- _Provided material_

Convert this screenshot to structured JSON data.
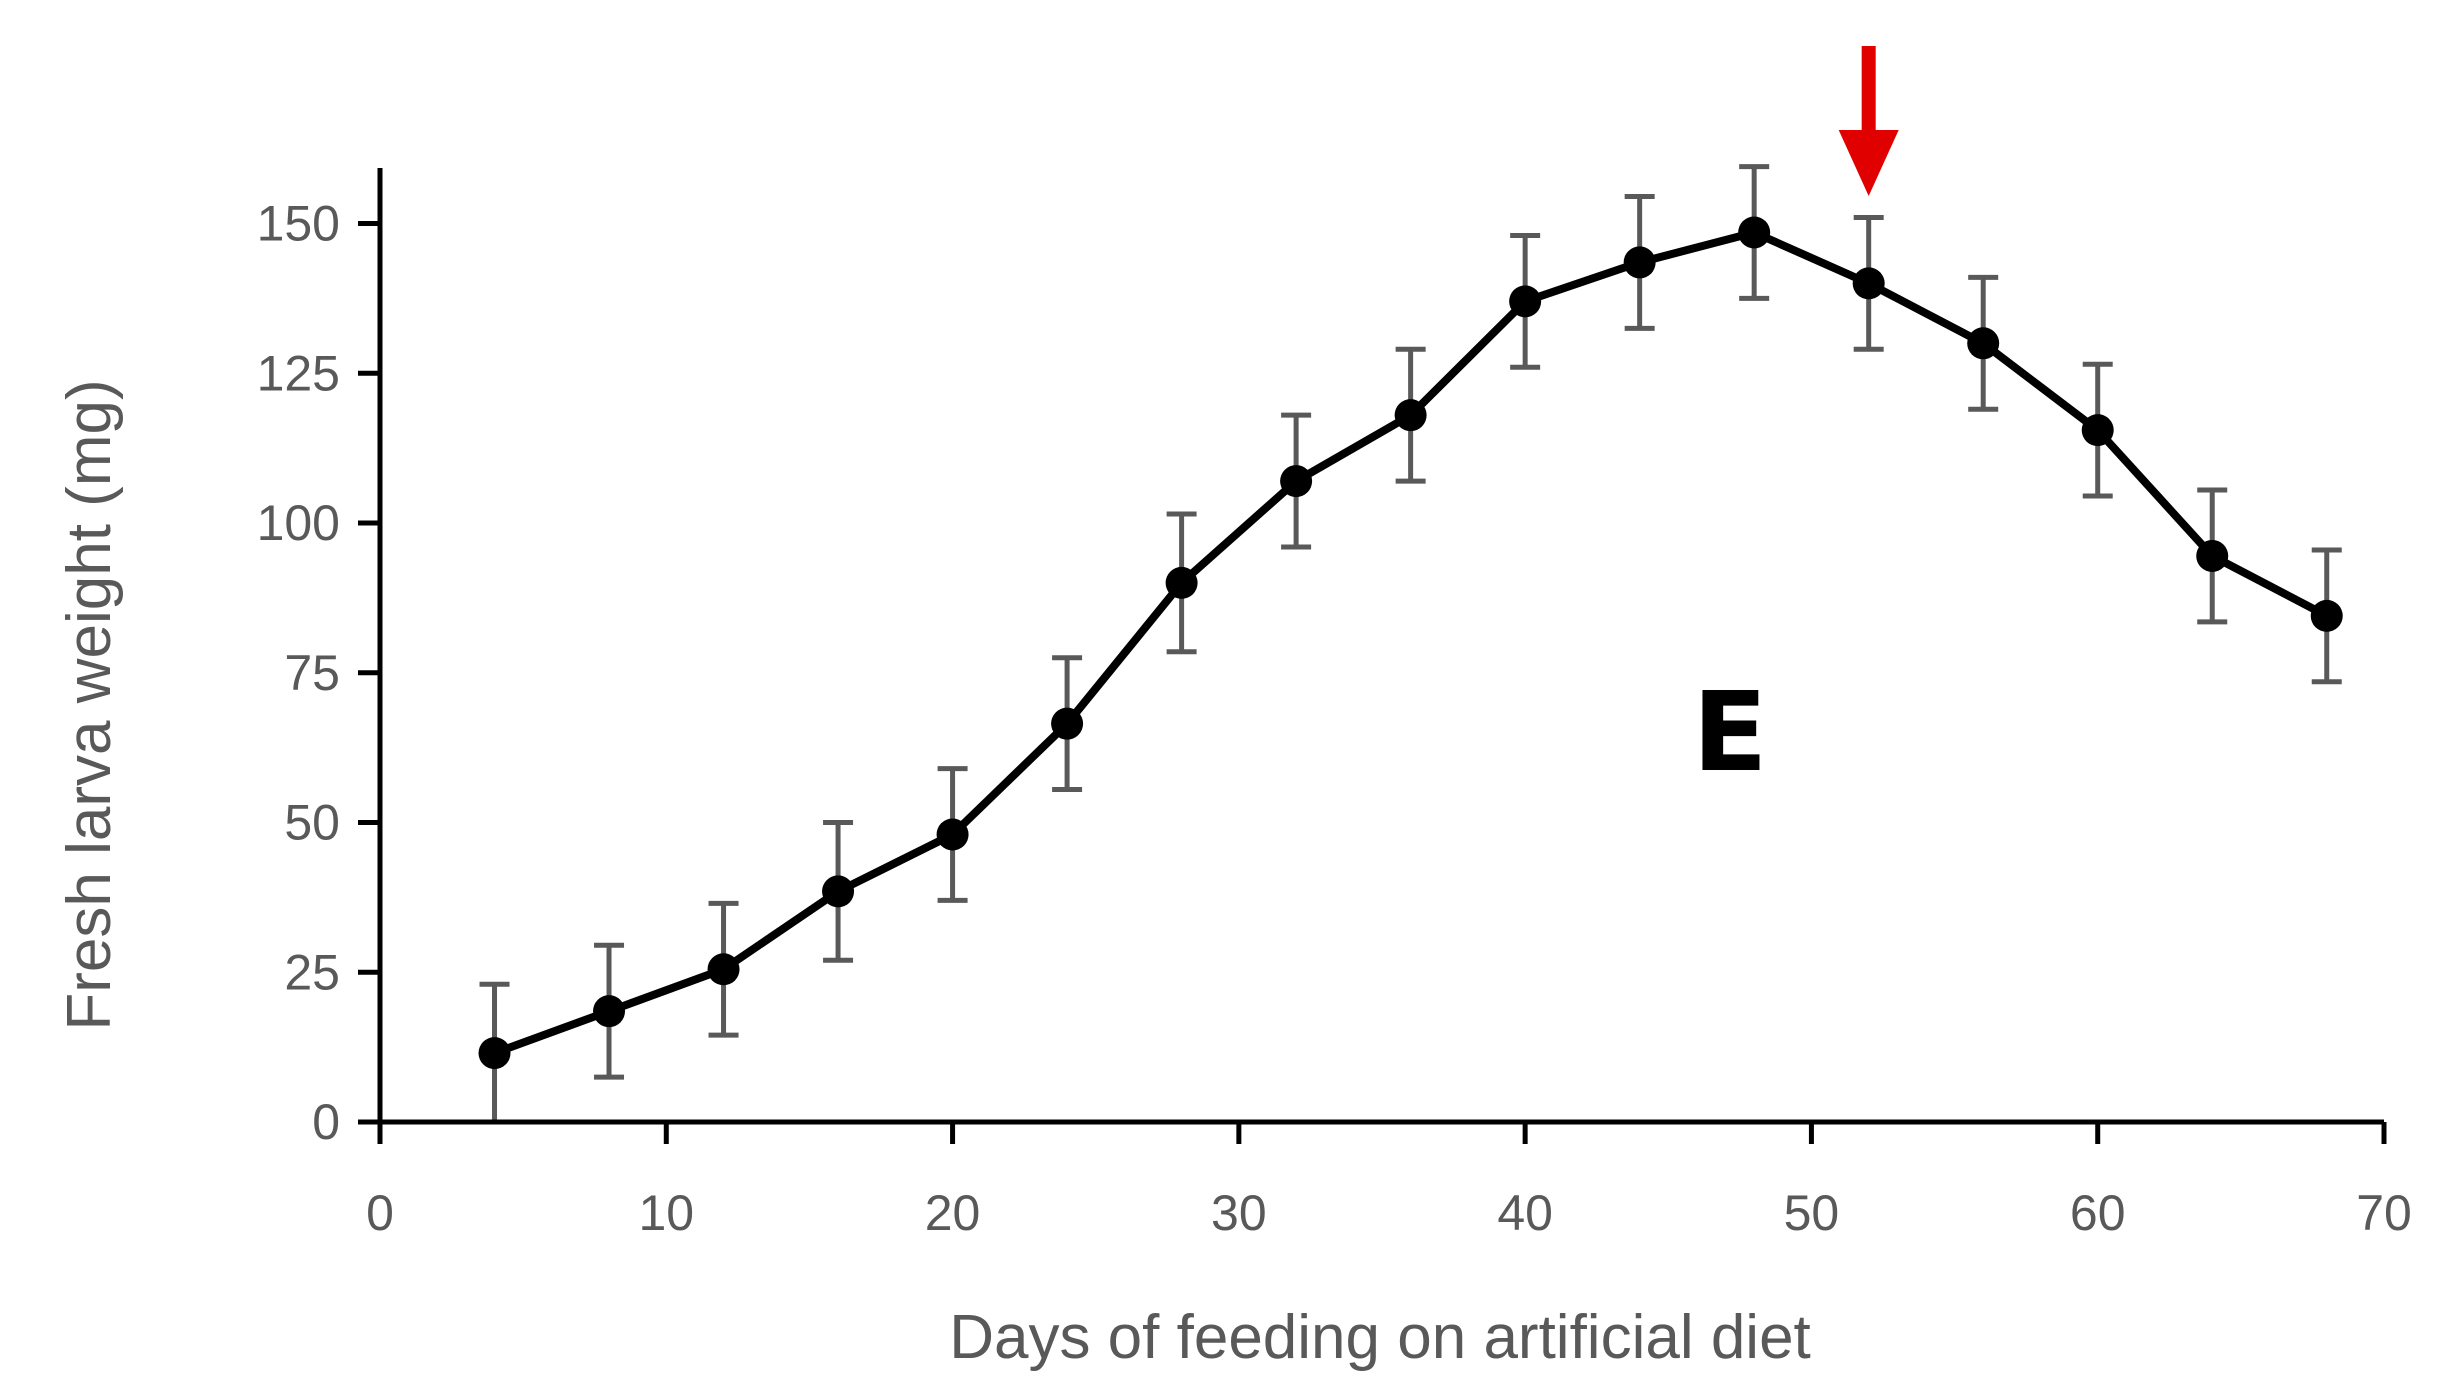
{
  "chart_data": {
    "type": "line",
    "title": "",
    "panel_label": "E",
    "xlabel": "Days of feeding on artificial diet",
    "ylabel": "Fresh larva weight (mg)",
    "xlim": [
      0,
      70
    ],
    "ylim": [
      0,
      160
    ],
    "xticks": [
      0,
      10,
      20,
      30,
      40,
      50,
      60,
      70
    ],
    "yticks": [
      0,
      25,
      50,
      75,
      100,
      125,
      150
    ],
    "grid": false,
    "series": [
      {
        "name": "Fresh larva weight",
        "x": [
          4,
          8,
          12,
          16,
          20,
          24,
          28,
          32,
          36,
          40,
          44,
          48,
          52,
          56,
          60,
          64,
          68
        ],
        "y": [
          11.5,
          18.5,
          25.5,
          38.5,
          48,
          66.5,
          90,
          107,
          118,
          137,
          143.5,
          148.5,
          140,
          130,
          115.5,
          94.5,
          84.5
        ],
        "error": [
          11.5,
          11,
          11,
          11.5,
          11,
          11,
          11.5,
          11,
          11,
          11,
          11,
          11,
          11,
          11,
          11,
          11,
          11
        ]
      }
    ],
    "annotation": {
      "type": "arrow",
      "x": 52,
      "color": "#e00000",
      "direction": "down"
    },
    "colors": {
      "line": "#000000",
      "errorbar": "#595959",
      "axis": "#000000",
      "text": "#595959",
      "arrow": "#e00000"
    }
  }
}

- _Given task_
Filter the listing above for the string "weight" and copy every matching line.

- _Solution_
    "ylabel": "Fresh larva weight (mg)",
        "name": "Fresh larva weight",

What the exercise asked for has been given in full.